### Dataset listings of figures
>> begin
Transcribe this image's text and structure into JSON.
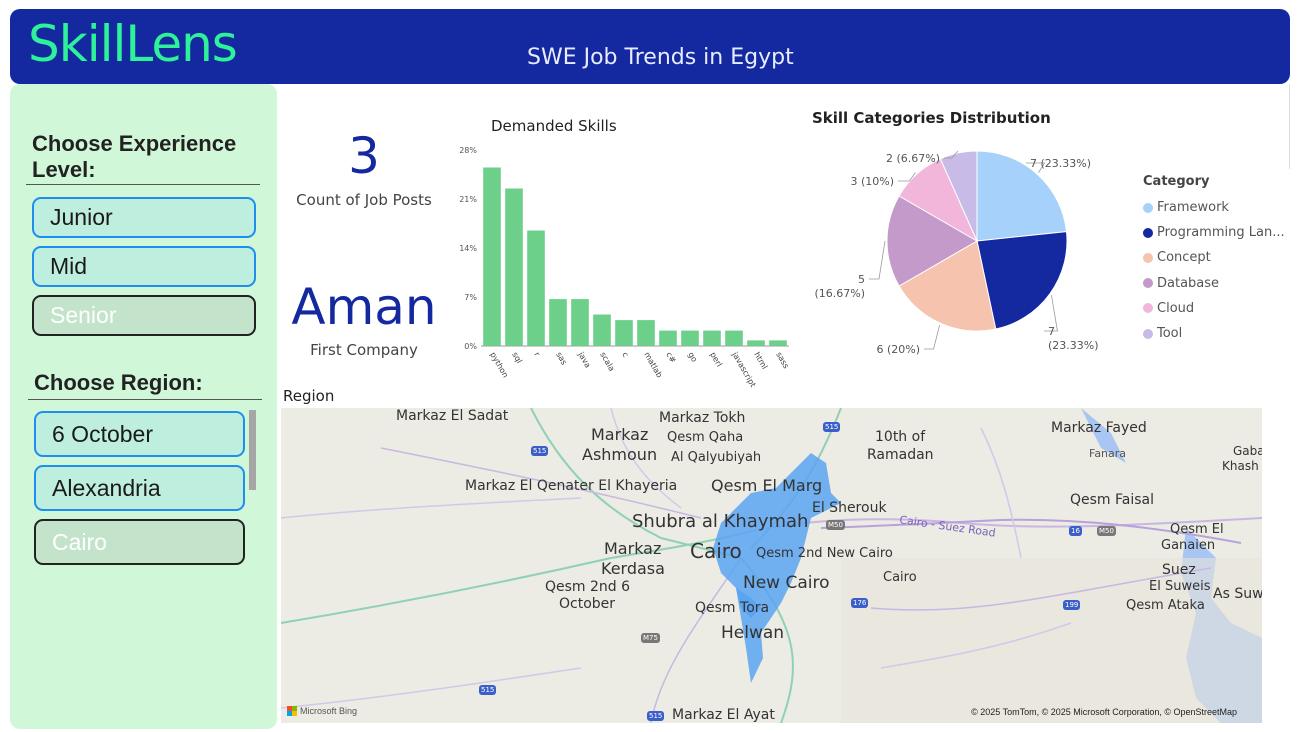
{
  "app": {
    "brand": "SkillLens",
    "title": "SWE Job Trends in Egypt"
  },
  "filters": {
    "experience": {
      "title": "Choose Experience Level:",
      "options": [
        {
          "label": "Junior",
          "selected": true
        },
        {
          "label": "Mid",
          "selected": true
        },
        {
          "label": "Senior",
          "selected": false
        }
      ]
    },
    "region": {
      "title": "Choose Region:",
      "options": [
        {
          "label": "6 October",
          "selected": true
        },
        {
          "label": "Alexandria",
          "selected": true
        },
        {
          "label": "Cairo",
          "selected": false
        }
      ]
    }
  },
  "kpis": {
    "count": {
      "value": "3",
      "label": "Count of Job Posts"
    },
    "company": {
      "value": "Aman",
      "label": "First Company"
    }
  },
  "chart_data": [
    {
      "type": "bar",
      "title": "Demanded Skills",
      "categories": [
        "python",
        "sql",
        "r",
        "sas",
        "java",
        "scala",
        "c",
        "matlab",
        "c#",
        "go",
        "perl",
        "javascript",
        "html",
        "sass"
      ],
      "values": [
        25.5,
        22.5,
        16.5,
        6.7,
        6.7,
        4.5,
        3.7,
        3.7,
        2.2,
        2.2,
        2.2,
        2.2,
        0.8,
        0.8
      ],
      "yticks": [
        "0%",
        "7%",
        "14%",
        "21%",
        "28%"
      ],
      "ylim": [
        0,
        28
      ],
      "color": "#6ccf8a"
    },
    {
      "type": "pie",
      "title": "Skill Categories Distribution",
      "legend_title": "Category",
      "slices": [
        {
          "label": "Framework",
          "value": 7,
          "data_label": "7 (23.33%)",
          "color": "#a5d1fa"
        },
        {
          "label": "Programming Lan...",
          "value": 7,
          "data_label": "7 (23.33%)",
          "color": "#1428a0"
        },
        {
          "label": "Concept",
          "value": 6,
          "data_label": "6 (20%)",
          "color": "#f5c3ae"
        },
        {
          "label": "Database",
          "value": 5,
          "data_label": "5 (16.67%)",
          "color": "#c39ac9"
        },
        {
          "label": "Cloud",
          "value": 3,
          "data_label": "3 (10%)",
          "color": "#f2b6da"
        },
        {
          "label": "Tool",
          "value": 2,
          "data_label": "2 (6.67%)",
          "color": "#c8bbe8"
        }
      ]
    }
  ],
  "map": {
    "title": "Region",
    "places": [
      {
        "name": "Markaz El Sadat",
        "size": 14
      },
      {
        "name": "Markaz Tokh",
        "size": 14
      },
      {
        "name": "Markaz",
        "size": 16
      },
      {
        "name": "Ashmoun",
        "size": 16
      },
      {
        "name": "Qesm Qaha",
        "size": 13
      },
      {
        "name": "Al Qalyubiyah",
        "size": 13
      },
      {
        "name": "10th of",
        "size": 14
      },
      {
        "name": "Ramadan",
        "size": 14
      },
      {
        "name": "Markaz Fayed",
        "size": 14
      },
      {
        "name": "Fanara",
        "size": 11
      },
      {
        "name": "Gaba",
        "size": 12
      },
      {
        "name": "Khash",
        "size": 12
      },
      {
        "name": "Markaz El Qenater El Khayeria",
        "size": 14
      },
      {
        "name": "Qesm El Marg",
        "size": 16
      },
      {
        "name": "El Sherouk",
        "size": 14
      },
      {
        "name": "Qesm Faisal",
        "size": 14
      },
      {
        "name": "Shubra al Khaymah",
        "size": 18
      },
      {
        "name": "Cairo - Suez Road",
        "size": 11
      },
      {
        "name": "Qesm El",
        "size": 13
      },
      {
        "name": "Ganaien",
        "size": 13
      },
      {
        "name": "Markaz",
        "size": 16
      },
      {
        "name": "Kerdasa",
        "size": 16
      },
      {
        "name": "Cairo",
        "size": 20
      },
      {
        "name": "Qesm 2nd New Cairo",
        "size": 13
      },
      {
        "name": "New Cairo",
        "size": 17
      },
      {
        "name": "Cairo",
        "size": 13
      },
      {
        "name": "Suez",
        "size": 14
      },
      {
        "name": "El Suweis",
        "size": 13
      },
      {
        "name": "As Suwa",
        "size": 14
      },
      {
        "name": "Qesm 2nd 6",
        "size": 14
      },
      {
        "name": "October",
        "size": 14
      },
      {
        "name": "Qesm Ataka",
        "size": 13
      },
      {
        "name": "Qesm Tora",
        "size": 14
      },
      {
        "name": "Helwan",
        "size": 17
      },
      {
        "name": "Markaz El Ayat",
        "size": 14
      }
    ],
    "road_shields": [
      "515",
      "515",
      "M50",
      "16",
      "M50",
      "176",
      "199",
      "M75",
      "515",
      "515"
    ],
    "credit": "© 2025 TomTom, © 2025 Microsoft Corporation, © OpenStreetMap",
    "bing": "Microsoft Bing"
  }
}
>> end
Find and count the lines of the data that include the string "Cairo", and report that figure by itself.

### RESULT FOR THIS TASK
6